- _Written exercise_
Repeat every entry word for word, skipping the pictures.

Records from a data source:

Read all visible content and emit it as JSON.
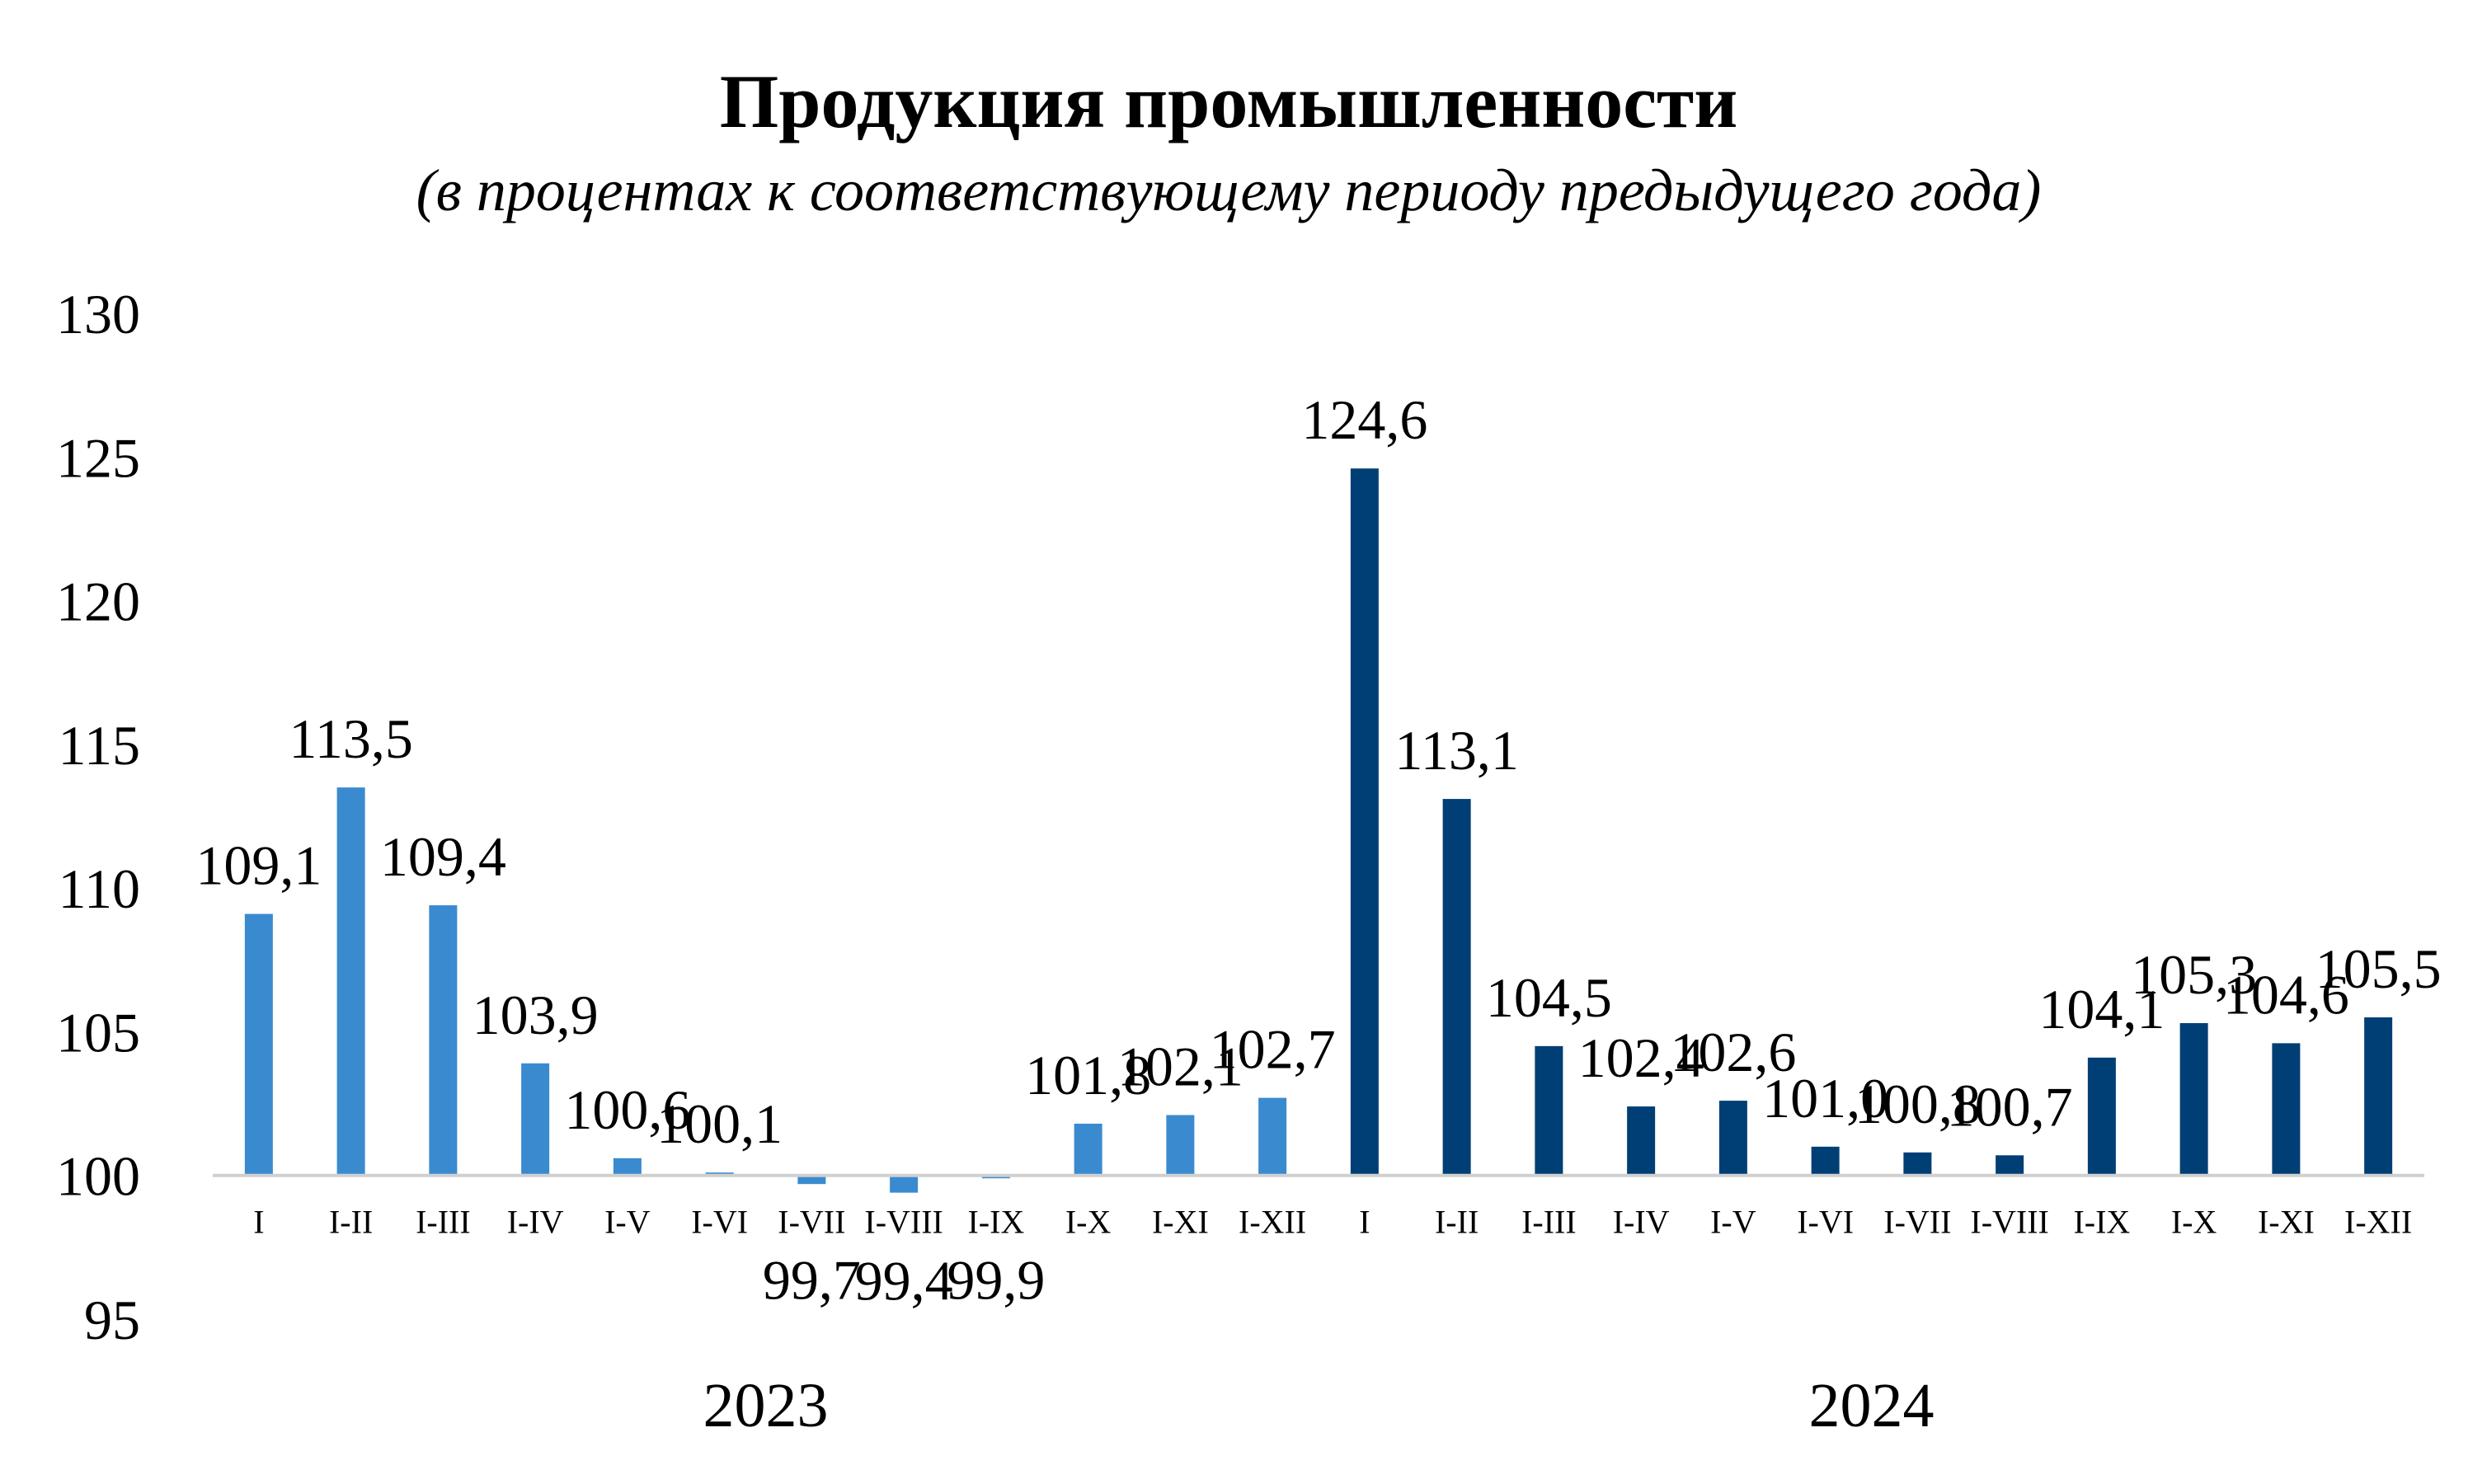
{
  "chart_data": {
    "type": "bar",
    "title": "Продукция промышленности",
    "subtitle": "(в процентах к соответствующему периоду предыдущего года)",
    "baseline": 100,
    "ylim": [
      95,
      130
    ],
    "yticks": [
      95,
      100,
      105,
      110,
      115,
      120,
      125,
      130
    ],
    "ytick_labels": [
      "95",
      "100",
      "105",
      "110",
      "115",
      "120",
      "125",
      "130"
    ],
    "grid": false,
    "legend": "none",
    "groups": [
      {
        "name": "2023",
        "color": "#3A8AD0",
        "categories": [
          "I",
          "I-II",
          "I-III",
          "I-IV",
          "I-V",
          "I-VI",
          "I-VII",
          "I-VIII",
          "I-IX",
          "I-X",
          "I-XI",
          "I-XII"
        ],
        "values": [
          109.1,
          113.5,
          109.4,
          103.9,
          100.6,
          100.1,
          99.7,
          99.4,
          99.9,
          101.8,
          102.1,
          102.7
        ],
        "labels": [
          "109,1",
          "113,5",
          "109,4",
          "103,9",
          "100,6",
          "100,1",
          "99,7",
          "99,4",
          "99,9",
          "101,8",
          "102,1",
          "102,7"
        ]
      },
      {
        "name": "2024",
        "color": "#003F75",
        "categories": [
          "I",
          "I-II",
          "I-III",
          "I-IV",
          "I-V",
          "I-VI",
          "I-VII",
          "I-VIII",
          "I-IX",
          "I-X",
          "I-XI",
          "I-XII"
        ],
        "values": [
          124.6,
          113.1,
          104.5,
          102.4,
          102.6,
          101.0,
          100.8,
          100.7,
          104.1,
          105.3,
          104.6,
          105.5
        ],
        "labels": [
          "124,6",
          "113,1",
          "104,5",
          "102,4",
          "102,6",
          "101,0",
          "100,8",
          "100,7",
          "104,1",
          "105,3",
          "104,6",
          "105,5"
        ]
      }
    ]
  }
}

- _Output for this exercise_
Read all visible content and emit it as JSON.
{
  "chart_data": {
    "type": "bar",
    "title": "Продукция промышленности",
    "subtitle": "(в процентах к соответствующему периоду предыдущего года)",
    "baseline": 100,
    "ylim": [
      95,
      130
    ],
    "yticks": [
      95,
      100,
      105,
      110,
      115,
      120,
      125,
      130
    ],
    "ytick_labels": [
      "95",
      "100",
      "105",
      "110",
      "115",
      "120",
      "125",
      "130"
    ],
    "grid": false,
    "legend": "none",
    "groups": [
      {
        "name": "2023",
        "color": "#3A8AD0",
        "categories": [
          "I",
          "I-II",
          "I-III",
          "I-IV",
          "I-V",
          "I-VI",
          "I-VII",
          "I-VIII",
          "I-IX",
          "I-X",
          "I-XI",
          "I-XII"
        ],
        "values": [
          109.1,
          113.5,
          109.4,
          103.9,
          100.6,
          100.1,
          99.7,
          99.4,
          99.9,
          101.8,
          102.1,
          102.7
        ],
        "labels": [
          "109,1",
          "113,5",
          "109,4",
          "103,9",
          "100,6",
          "100,1",
          "99,7",
          "99,4",
          "99,9",
          "101,8",
          "102,1",
          "102,7"
        ]
      },
      {
        "name": "2024",
        "color": "#003F75",
        "categories": [
          "I",
          "I-II",
          "I-III",
          "I-IV",
          "I-V",
          "I-VI",
          "I-VII",
          "I-VIII",
          "I-IX",
          "I-X",
          "I-XI",
          "I-XII"
        ],
        "values": [
          124.6,
          113.1,
          104.5,
          102.4,
          102.6,
          101.0,
          100.8,
          100.7,
          104.1,
          105.3,
          104.6,
          105.5
        ],
        "labels": [
          "124,6",
          "113,1",
          "104,5",
          "102,4",
          "102,6",
          "101,0",
          "100,8",
          "100,7",
          "104,1",
          "105,3",
          "104,6",
          "105,5"
        ]
      }
    ]
  }
}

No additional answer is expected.